**Stored records:**
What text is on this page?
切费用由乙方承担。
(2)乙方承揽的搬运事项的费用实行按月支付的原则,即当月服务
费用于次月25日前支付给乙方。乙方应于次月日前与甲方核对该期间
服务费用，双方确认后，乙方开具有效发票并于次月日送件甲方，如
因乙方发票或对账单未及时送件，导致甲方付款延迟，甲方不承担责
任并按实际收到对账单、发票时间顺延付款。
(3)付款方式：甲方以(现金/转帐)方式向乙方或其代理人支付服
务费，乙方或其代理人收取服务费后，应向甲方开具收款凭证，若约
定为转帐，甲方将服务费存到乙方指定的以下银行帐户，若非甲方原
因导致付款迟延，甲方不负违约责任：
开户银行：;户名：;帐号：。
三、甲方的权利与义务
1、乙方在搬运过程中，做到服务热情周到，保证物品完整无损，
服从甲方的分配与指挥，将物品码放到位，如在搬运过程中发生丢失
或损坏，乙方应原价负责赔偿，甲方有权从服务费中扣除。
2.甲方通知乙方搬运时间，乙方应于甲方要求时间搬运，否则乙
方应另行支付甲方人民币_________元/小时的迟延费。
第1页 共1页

**What you need to do:** Every entry needs to be retyped exactly.

**Written response:**
What text is on this page?
切费用由乙方承担。
(2)乙方承揽的搬运事项的费用实行按月支付的原则,即当月服务
费用于次月25日前支付给乙方。乙方应于次月日前与甲方核对该期间
服务费用，双方确认后，乙方开具有效发票并于次月日送件甲方，如
因乙方发票或对账单未及时送件，导致甲方付款延迟，甲方不承担责
任并按实际收到对账单、发票时间顺延付款。
(3)付款方式：甲方以(现金/转帐)方式向乙方或其代理人支付服
务费，乙方或其代理人收取服务费后，应向甲方开具收款凭证，若约
定为转帐，甲方将服务费存到乙方指定的以下银行帐户，若非甲方原
因导致付款迟延，甲方不负违约责任：
开户银行：;户名：;帐号：。
三、甲方的权利与义务
1、乙方在搬运过程中，做到服务热情周到，保证物品完整无损，
服从甲方的分配与指挥，将物品码放到位，如在搬运过程中发生丢失
或损坏，乙方应原价负责赔偿，甲方有权从服务费中扣除。
2.甲方通知乙方搬运时间，乙方应于甲方要求时间搬运，否则乙
方应另行支付甲方人民币_________元/小时的迟延费。
第1页 共1页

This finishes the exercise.